- **Written exercise**
In the entries below, count every line containing "Tracking". Reply with the number alone.

-- Begin Task material --

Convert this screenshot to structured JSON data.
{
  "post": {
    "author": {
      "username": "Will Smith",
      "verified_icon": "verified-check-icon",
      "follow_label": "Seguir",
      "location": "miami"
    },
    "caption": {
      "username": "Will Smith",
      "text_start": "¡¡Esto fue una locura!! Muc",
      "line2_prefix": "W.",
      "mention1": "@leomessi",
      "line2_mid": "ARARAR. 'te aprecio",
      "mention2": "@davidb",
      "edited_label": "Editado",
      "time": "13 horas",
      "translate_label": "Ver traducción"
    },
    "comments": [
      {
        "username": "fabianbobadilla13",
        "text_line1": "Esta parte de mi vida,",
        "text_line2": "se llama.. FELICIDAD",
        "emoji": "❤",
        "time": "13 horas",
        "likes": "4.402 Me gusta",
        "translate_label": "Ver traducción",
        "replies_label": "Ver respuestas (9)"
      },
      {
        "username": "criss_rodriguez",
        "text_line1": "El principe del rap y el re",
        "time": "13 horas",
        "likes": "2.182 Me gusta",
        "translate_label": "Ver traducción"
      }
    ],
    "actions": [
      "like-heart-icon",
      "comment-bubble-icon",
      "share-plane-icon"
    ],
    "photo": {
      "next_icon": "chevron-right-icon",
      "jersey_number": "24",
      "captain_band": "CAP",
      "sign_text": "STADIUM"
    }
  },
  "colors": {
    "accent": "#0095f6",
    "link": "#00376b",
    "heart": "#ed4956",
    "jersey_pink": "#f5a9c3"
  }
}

-- End Task material --
-- Begin Task material --

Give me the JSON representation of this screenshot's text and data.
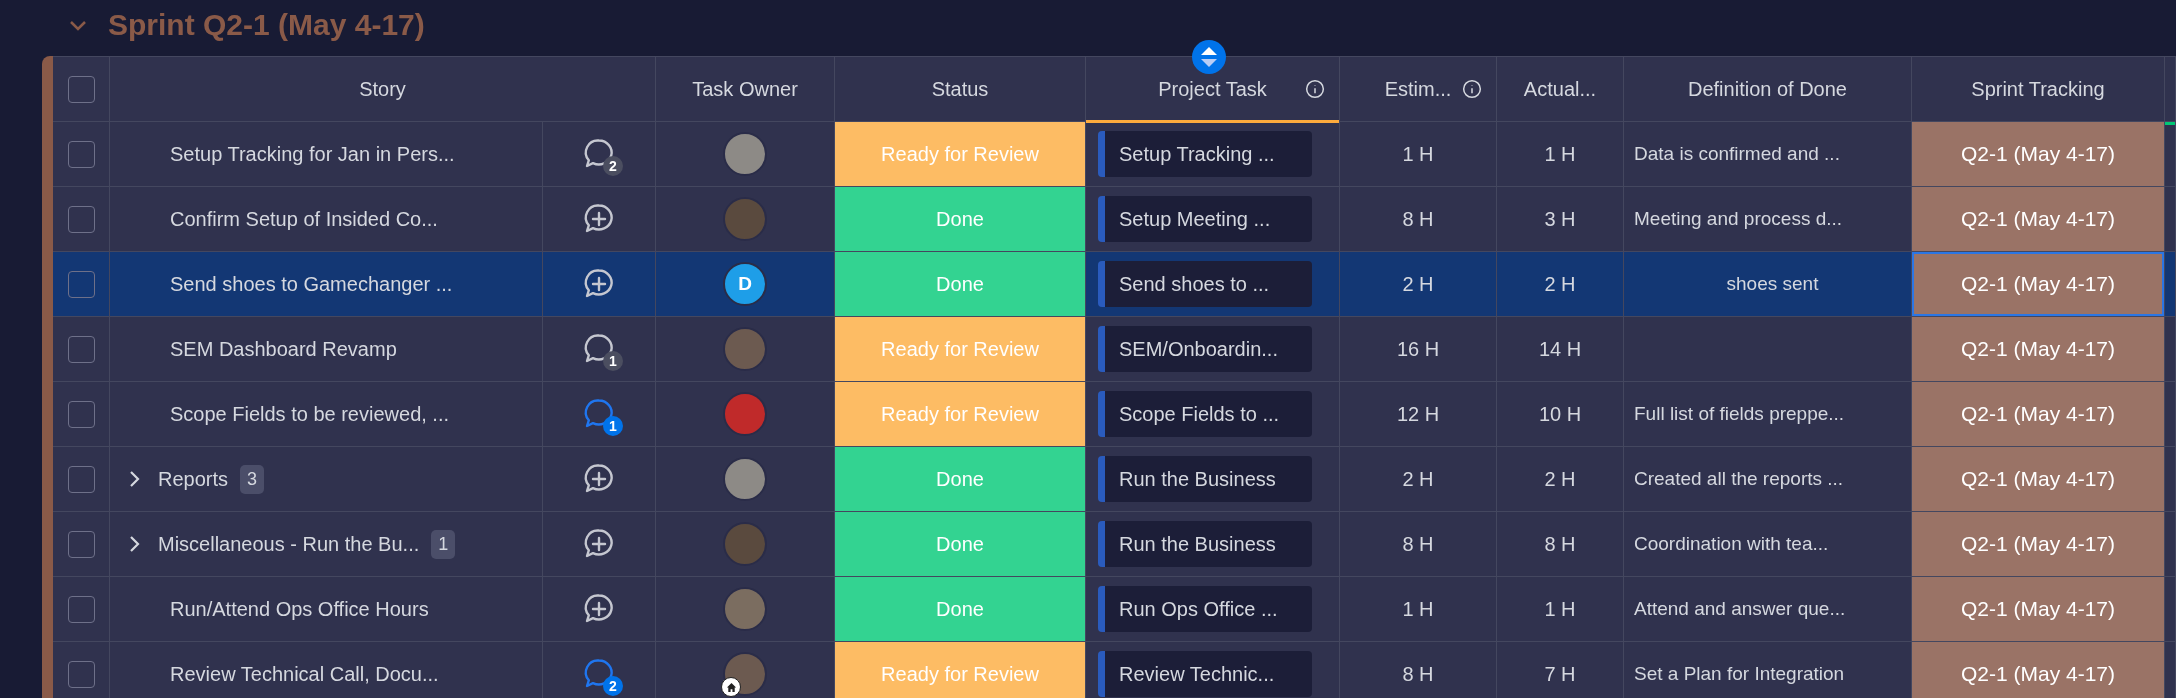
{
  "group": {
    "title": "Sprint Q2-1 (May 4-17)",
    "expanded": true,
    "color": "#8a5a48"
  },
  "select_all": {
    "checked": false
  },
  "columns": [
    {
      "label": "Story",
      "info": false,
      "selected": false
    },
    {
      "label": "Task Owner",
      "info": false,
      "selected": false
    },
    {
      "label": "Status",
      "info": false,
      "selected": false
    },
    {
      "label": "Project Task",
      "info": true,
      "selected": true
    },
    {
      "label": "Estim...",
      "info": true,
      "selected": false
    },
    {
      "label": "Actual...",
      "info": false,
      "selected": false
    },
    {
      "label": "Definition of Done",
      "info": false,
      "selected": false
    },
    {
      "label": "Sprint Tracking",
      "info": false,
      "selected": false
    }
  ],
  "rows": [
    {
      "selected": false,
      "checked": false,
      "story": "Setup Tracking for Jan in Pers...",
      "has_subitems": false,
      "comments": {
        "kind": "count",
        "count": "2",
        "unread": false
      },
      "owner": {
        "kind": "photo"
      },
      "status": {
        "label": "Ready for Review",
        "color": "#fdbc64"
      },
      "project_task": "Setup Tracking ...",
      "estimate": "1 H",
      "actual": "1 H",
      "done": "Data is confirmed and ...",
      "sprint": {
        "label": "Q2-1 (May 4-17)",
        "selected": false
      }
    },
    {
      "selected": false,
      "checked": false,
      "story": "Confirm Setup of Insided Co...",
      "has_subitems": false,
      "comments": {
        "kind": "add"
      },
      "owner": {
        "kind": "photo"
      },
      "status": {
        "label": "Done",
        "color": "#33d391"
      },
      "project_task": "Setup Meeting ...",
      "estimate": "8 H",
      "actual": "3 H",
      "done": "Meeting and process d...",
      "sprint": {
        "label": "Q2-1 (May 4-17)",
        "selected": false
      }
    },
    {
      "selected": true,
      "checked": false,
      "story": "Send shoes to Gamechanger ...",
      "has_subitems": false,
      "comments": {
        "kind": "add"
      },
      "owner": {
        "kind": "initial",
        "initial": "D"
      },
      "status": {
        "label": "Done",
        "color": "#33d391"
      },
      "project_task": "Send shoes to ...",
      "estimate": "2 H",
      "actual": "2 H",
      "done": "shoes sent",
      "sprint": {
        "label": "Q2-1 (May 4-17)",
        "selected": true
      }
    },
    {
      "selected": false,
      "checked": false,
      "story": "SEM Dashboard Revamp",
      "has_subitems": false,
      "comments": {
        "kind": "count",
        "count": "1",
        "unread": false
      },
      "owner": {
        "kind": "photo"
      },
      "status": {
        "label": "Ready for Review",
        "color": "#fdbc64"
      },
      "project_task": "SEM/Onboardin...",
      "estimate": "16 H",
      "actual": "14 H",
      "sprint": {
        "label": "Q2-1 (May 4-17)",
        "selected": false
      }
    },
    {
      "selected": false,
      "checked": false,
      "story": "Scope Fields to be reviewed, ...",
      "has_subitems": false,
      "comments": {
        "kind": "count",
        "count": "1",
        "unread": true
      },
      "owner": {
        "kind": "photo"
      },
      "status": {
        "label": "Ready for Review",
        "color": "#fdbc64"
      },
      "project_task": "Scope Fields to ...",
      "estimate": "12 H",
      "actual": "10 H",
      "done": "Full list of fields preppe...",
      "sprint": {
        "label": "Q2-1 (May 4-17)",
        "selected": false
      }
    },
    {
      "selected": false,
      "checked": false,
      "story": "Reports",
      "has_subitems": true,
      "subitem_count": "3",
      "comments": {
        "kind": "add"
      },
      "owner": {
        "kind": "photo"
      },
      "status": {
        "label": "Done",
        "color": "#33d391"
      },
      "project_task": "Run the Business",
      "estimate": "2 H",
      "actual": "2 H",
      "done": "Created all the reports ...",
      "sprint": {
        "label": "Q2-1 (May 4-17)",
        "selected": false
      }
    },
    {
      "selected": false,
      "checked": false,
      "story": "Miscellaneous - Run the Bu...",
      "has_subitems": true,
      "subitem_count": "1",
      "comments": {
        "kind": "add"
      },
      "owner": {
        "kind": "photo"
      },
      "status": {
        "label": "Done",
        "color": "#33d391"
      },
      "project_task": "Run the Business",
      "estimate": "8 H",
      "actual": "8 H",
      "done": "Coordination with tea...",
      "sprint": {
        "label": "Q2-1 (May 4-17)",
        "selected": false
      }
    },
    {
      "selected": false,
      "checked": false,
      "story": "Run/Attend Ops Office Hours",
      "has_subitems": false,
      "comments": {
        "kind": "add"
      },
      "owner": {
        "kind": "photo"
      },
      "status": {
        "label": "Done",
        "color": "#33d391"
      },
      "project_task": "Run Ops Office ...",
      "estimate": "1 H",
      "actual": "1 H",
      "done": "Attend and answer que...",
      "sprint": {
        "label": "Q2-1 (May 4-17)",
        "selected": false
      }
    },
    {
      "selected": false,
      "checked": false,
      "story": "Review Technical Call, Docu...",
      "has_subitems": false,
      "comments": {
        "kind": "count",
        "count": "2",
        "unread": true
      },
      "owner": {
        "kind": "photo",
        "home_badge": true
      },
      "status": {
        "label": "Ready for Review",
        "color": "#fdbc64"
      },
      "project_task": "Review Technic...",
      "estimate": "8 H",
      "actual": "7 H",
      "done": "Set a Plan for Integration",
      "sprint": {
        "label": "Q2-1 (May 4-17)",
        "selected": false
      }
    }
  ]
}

-- End Task material --

- **Result**
3